Figure record listings
----
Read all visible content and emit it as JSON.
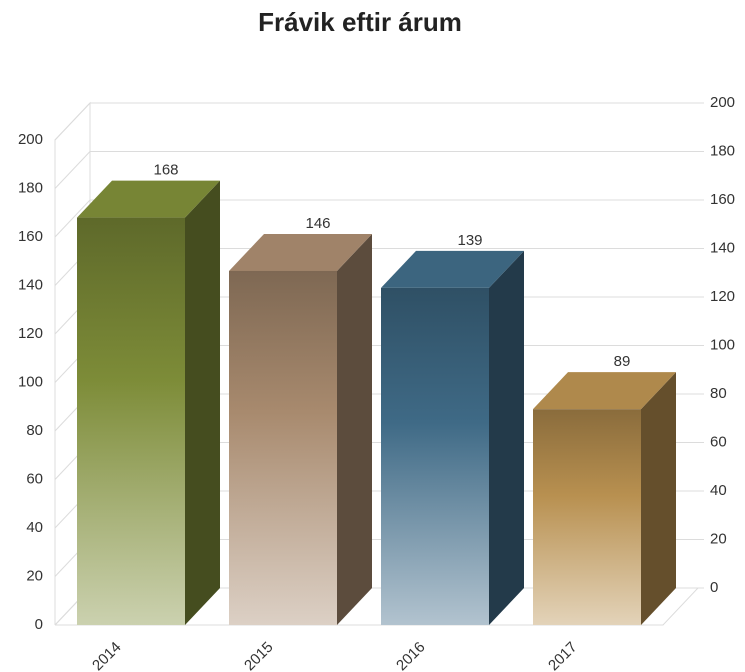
{
  "chart_data": {
    "type": "bar3d",
    "title": "Frávik eftir árum",
    "categories": [
      "2014",
      "2015",
      "2016",
      "2017"
    ],
    "values": [
      168,
      146,
      139,
      89
    ],
    "colors": [
      "#7d8c38",
      "#a88a6e",
      "#3f6a86",
      "#b89050"
    ],
    "ylim": [
      0,
      200
    ],
    "yticks": [
      0,
      20,
      40,
      60,
      80,
      100,
      120,
      140,
      160,
      180,
      200
    ],
    "y2lim": [
      0,
      200
    ],
    "y2ticks": [
      0,
      20,
      40,
      60,
      80,
      100,
      120,
      140,
      160,
      180,
      200
    ],
    "grid": true
  }
}
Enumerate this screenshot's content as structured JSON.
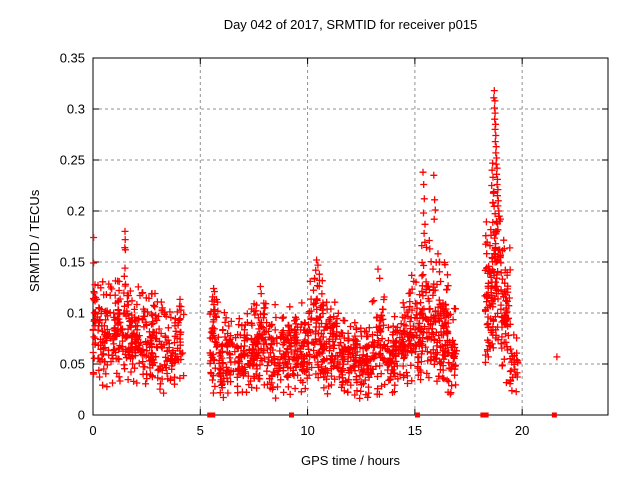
{
  "chart_data": {
    "type": "scatter",
    "title": "Day 042 of 2017, SRMTID for receiver p015",
    "xlabel": "GPS time / hours",
    "ylabel": "SRMTID / TECUs",
    "xlim": [
      0,
      24
    ],
    "ylim": [
      0,
      0.35
    ],
    "xticks": [
      {
        "v": 0,
        "label": "0"
      },
      {
        "v": 5,
        "label": "5"
      },
      {
        "v": 10,
        "label": "10"
      },
      {
        "v": 15,
        "label": "15"
      },
      {
        "v": 20,
        "label": "20"
      }
    ],
    "yticks": [
      {
        "v": 0,
        "label": "0"
      },
      {
        "v": 0.05,
        "label": "0.05"
      },
      {
        "v": 0.1,
        "label": "0.1"
      },
      {
        "v": 0.15,
        "label": "0.15"
      },
      {
        "v": 0.2,
        "label": "0.2"
      },
      {
        "v": 0.25,
        "label": "0.25"
      },
      {
        "v": 0.3,
        "label": "0.3"
      },
      {
        "v": 0.35,
        "label": "0.35"
      }
    ],
    "grid": true,
    "legend": "none",
    "marker": "plus",
    "marker_color": "#ff0000",
    "grid_color": "#909090",
    "border_color": "#000000",
    "seed": 20170042,
    "notable_points": [
      [
        0.03,
        0.174
      ],
      [
        0.03,
        0.149
      ],
      [
        0.04,
        0.121
      ],
      [
        0.05,
        0.113
      ],
      [
        1.49,
        0.18
      ],
      [
        1.5,
        0.172
      ],
      [
        1.48,
        0.164
      ],
      [
        1.51,
        0.162
      ],
      [
        1.49,
        0.144
      ],
      [
        1.46,
        0.136
      ],
      [
        5.62,
        0.124
      ],
      [
        5.66,
        0.121
      ],
      [
        7.8,
        0.126
      ],
      [
        7.84,
        0.119
      ],
      [
        10.42,
        0.152
      ],
      [
        10.48,
        0.147
      ],
      [
        10.38,
        0.142
      ],
      [
        10.55,
        0.138
      ],
      [
        10.32,
        0.134
      ],
      [
        10.12,
        0.131
      ],
      [
        13.28,
        0.143
      ],
      [
        13.36,
        0.134
      ],
      [
        14.85,
        0.137
      ],
      [
        14.95,
        0.131
      ],
      [
        15.38,
        0.238
      ],
      [
        15.41,
        0.226
      ],
      [
        15.44,
        0.212
      ],
      [
        15.4,
        0.198
      ],
      [
        15.47,
        0.187
      ],
      [
        15.43,
        0.178
      ],
      [
        15.88,
        0.235
      ],
      [
        15.92,
        0.211
      ],
      [
        15.95,
        0.201
      ],
      [
        15.9,
        0.192
      ],
      [
        16.08,
        0.158
      ],
      [
        16.14,
        0.15
      ],
      [
        18.62,
        0.247
      ],
      [
        18.6,
        0.24
      ],
      [
        18.64,
        0.233
      ],
      [
        18.58,
        0.225
      ],
      [
        18.66,
        0.218
      ],
      [
        18.7,
        0.318
      ],
      [
        18.68,
        0.311
      ],
      [
        18.73,
        0.308
      ],
      [
        18.71,
        0.301
      ],
      [
        18.74,
        0.296
      ],
      [
        18.72,
        0.29
      ],
      [
        18.76,
        0.285
      ],
      [
        18.74,
        0.28
      ],
      [
        18.77,
        0.274
      ],
      [
        18.75,
        0.268
      ],
      [
        18.79,
        0.263
      ],
      [
        18.77,
        0.257
      ],
      [
        18.81,
        0.252
      ],
      [
        18.79,
        0.246
      ],
      [
        18.83,
        0.242
      ],
      [
        18.81,
        0.236
      ],
      [
        18.85,
        0.231
      ],
      [
        18.83,
        0.226
      ],
      [
        18.87,
        0.221
      ],
      [
        18.85,
        0.215
      ],
      [
        18.89,
        0.21
      ],
      [
        18.87,
        0.205
      ],
      [
        18.91,
        0.2
      ],
      [
        18.93,
        0.195
      ],
      [
        18.95,
        0.19
      ],
      [
        21.62,
        0.057
      ]
    ],
    "zero_value_markers": [
      5.44,
      5.58,
      9.25,
      15.12,
      18.17,
      18.32,
      21.5
    ],
    "clusters": [
      {
        "x0": 0.0,
        "x1": 0.12,
        "n": 16,
        "mean": 0.085,
        "sd": 0.03,
        "min": 0.04,
        "max": 0.13
      },
      {
        "x0": 0.1,
        "x1": 1.35,
        "n": 135,
        "mean": 0.082,
        "sd": 0.025,
        "min": 0.026,
        "max": 0.132,
        "columns": [
          0.3,
          0.6,
          0.95,
          1.2
        ]
      },
      {
        "x0": 1.35,
        "x1": 1.75,
        "n": 40,
        "mean": 0.085,
        "sd": 0.028,
        "min": 0.03,
        "max": 0.13
      },
      {
        "x0": 1.7,
        "x1": 3.05,
        "n": 150,
        "mean": 0.078,
        "sd": 0.024,
        "min": 0.024,
        "max": 0.13,
        "columns": [
          1.85,
          2.15,
          2.45,
          2.75
        ]
      },
      {
        "x0": 3.0,
        "x1": 4.25,
        "n": 95,
        "mean": 0.068,
        "sd": 0.022,
        "min": 0.02,
        "max": 0.118,
        "columns": [
          3.2,
          3.5,
          3.8,
          4.05
        ]
      },
      {
        "x0": 5.45,
        "x1": 5.85,
        "n": 50,
        "mean": 0.075,
        "sd": 0.028,
        "min": 0.02,
        "max": 0.124
      },
      {
        "x0": 5.8,
        "x1": 6.6,
        "n": 75,
        "mean": 0.06,
        "sd": 0.024,
        "min": 0.016,
        "max": 0.112,
        "columns": [
          5.95,
          6.3
        ]
      },
      {
        "x0": 6.6,
        "x1": 7.5,
        "n": 90,
        "mean": 0.055,
        "sd": 0.022,
        "min": 0.015,
        "max": 0.105,
        "columns": [
          6.75,
          7.05,
          7.35
        ]
      },
      {
        "x0": 7.5,
        "x1": 8.1,
        "n": 70,
        "mean": 0.065,
        "sd": 0.026,
        "min": 0.02,
        "max": 0.126
      },
      {
        "x0": 8.1,
        "x1": 9.25,
        "n": 110,
        "mean": 0.06,
        "sd": 0.022,
        "min": 0.016,
        "max": 0.112,
        "columns": [
          8.3,
          8.6,
          8.9,
          9.1
        ]
      },
      {
        "x0": 9.3,
        "x1": 10.15,
        "n": 95,
        "mean": 0.065,
        "sd": 0.022,
        "min": 0.02,
        "max": 0.118,
        "columns": [
          9.45,
          9.75,
          10.0
        ]
      },
      {
        "x0": 10.15,
        "x1": 10.75,
        "n": 70,
        "mean": 0.082,
        "sd": 0.028,
        "min": 0.026,
        "max": 0.148
      },
      {
        "x0": 10.7,
        "x1": 11.4,
        "n": 80,
        "mean": 0.065,
        "sd": 0.024,
        "min": 0.02,
        "max": 0.126,
        "columns": [
          10.9,
          11.2
        ]
      },
      {
        "x0": 11.4,
        "x1": 13.0,
        "n": 160,
        "mean": 0.054,
        "sd": 0.018,
        "min": 0.013,
        "max": 0.1,
        "columns": [
          11.6,
          11.9,
          12.2,
          12.5,
          12.8
        ]
      },
      {
        "x0": 13.0,
        "x1": 13.6,
        "n": 60,
        "mean": 0.068,
        "sd": 0.026,
        "min": 0.02,
        "max": 0.13
      },
      {
        "x0": 13.6,
        "x1": 14.35,
        "n": 70,
        "mean": 0.06,
        "sd": 0.02,
        "min": 0.02,
        "max": 0.11,
        "columns": [
          13.8,
          14.1
        ]
      },
      {
        "x0": 14.3,
        "x1": 15.0,
        "n": 70,
        "mean": 0.075,
        "sd": 0.024,
        "min": 0.03,
        "max": 0.13,
        "columns": [
          14.5,
          14.8
        ]
      },
      {
        "x0": 15.0,
        "x1": 15.35,
        "n": 45,
        "mean": 0.08,
        "sd": 0.026,
        "min": 0.03,
        "max": 0.14
      },
      {
        "x0": 15.3,
        "x1": 15.68,
        "n": 40,
        "mean": 0.1,
        "sd": 0.035,
        "min": 0.04,
        "max": 0.175
      },
      {
        "x0": 15.65,
        "x1": 16.05,
        "n": 45,
        "mean": 0.09,
        "sd": 0.04,
        "min": 0.03,
        "max": 0.185
      },
      {
        "x0": 16.0,
        "x1": 16.55,
        "n": 70,
        "mean": 0.085,
        "sd": 0.03,
        "min": 0.03,
        "max": 0.155,
        "columns": [
          16.15,
          16.4
        ]
      },
      {
        "x0": 16.5,
        "x1": 16.95,
        "n": 48,
        "mean": 0.055,
        "sd": 0.024,
        "min": 0.013,
        "max": 0.105
      },
      {
        "x0": 18.25,
        "x1": 18.6,
        "n": 55,
        "mean": 0.115,
        "sd": 0.035,
        "min": 0.05,
        "max": 0.19
      },
      {
        "x0": 18.55,
        "x1": 19.05,
        "n": 80,
        "mean": 0.145,
        "sd": 0.045,
        "min": 0.06,
        "max": 0.24,
        "columns": [
          18.7,
          18.85
        ]
      },
      {
        "x0": 19.0,
        "x1": 19.45,
        "n": 60,
        "mean": 0.1,
        "sd": 0.035,
        "min": 0.03,
        "max": 0.18
      },
      {
        "x0": 19.4,
        "x1": 19.8,
        "n": 25,
        "mean": 0.05,
        "sd": 0.02,
        "min": 0.016,
        "max": 0.095
      }
    ]
  }
}
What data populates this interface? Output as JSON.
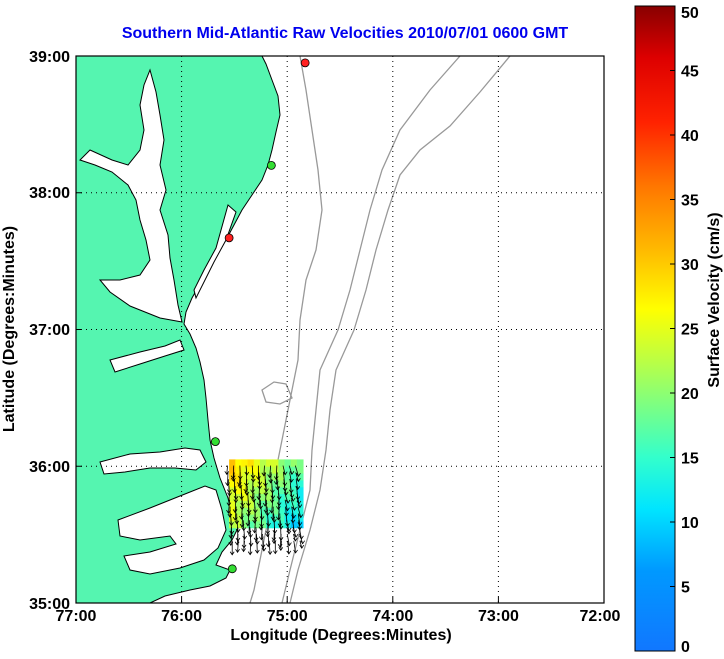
----
## TASK
Take every line from the records above that has the word "content" and copy it.

## EXERCISE RESULT
Read all visible content and emit it as JSON.
Enumerate this screenshot's content as structured JSON.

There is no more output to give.